Data records:

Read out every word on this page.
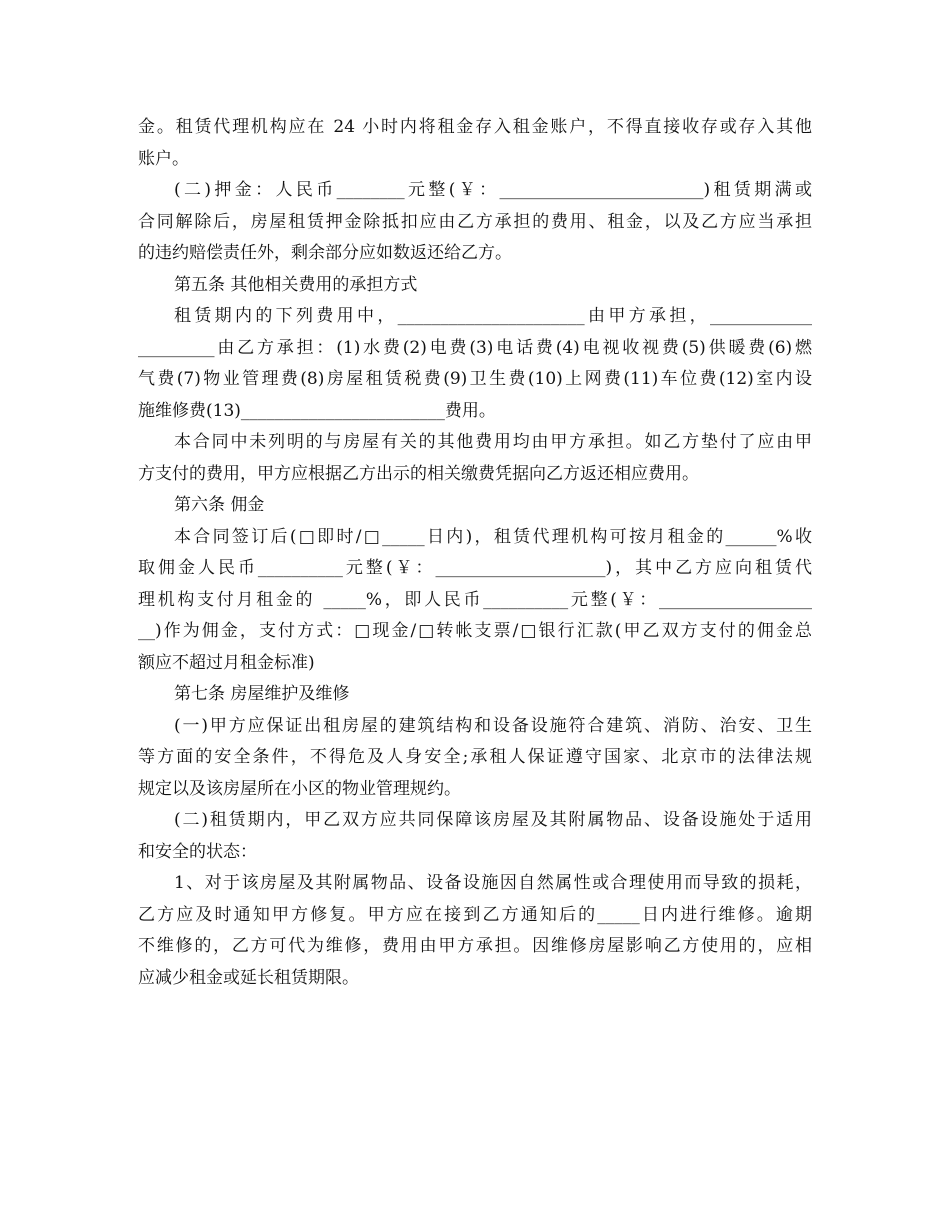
金。租赁代理机构应在 24 小时内将租金存入租金账户，不得直接收存或存入其他
账户。
(二)押金：人民币________元整(￥：________________________)租赁期满或
合同解除后，房屋租赁押金除抵扣应由乙方承担的费用、租金，以及乙方应当承担
的违约赔偿责任外，剩余部分应如数返还给乙方。
第五条 其他相关费用的承担方式
租赁期内的下列费用中，______________________由甲方承担，____________
_________由乙方承担：(1)水费(2)电费(3)电话费(4)电视收视费(5)供暖费(6)燃
气费(7)物业管理费(8)房屋租赁税费(9)卫生费(10)上网费(11)车位费(12)室内设
施维修费(13)________________________费用。
本合同中未列明的与房屋有关的其他费用均由甲方承担。如乙方垫付了应由甲
方支付的费用，甲方应根据乙方出示的相关缴费凭据向乙方返还相应费用。
第六条 佣金
本合同签订后(□即时/□_____日内)，租赁代理机构可按月租金的______%收
取佣金人民币__________元整(￥：____________________)，其中乙方应向租赁代
理机构支付月租金的 _____%，即人民币__________元整(￥：__________________
__)作为佣金，支付方式：□现金/□转帐支票/□银行汇款(甲乙双方支付的佣金总
额应不超过月租金标准)
第七条 房屋维护及维修
(一)甲方应保证出租房屋的建筑结构和设备设施符合建筑、消防、治安、卫生
等方面的安全条件，不得危及人身安全;承租人保证遵守国家、北京市的法律法规
规定以及该房屋所在小区的物业管理规约。
(二)租赁期内，甲乙双方应共同保障该房屋及其附属物品、设备设施处于适用
和安全的状态：
1、对于该房屋及其附属物品、设备设施因自然属性或合理使用而导致的损耗，
乙方应及时通知甲方修复。甲方应在接到乙方通知后的_____日内进行维修。逾期
不维修的，乙方可代为维修，费用由甲方承担。因维修房屋影响乙方使用的，应相
应减少租金或延长租赁期限。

TASK PROMPT:
Copy the entries above faithfully and omit every image.

OUTPUT OF THE TASK:
Read out every word on this page.
金。租赁代理机构应在 24 小时内将租金存入租金账户，不得直接收存或存入其他
账户。
(二)押金：人民币________元整(￥：________________________)租赁期满或
合同解除后，房屋租赁押金除抵扣应由乙方承担的费用、租金，以及乙方应当承担
的违约赔偿责任外，剩余部分应如数返还给乙方。
第五条 其他相关费用的承担方式
租赁期内的下列费用中，______________________由甲方承担，____________
_________由乙方承担：(1)水费(2)电费(3)电话费(4)电视收视费(5)供暖费(6)燃
气费(7)物业管理费(8)房屋租赁税费(9)卫生费(10)上网费(11)车位费(12)室内设
施维修费(13)________________________费用。
本合同中未列明的与房屋有关的其他费用均由甲方承担。如乙方垫付了应由甲
方支付的费用，甲方应根据乙方出示的相关缴费凭据向乙方返还相应费用。
第六条 佣金
本合同签订后(□即时/□_____日内)，租赁代理机构可按月租金的______%收
取佣金人民币__________元整(￥：____________________)，其中乙方应向租赁代
理机构支付月租金的 _____%，即人民币__________元整(￥：__________________
__)作为佣金，支付方式：□现金/□转帐支票/□银行汇款(甲乙双方支付的佣金总
额应不超过月租金标准)
第七条 房屋维护及维修
(一)甲方应保证出租房屋的建筑结构和设备设施符合建筑、消防、治安、卫生
等方面的安全条件，不得危及人身安全;承租人保证遵守国家、北京市的法律法规
规定以及该房屋所在小区的物业管理规约。
(二)租赁期内，甲乙双方应共同保障该房屋及其附属物品、设备设施处于适用
和安全的状态：
1、对于该房屋及其附属物品、设备设施因自然属性或合理使用而导致的损耗，
乙方应及时通知甲方修复。甲方应在接到乙方通知后的_____日内进行维修。逾期
不维修的，乙方可代为维修，费用由甲方承担。因维修房屋影响乙方使用的，应相
应减少租金或延长租赁期限。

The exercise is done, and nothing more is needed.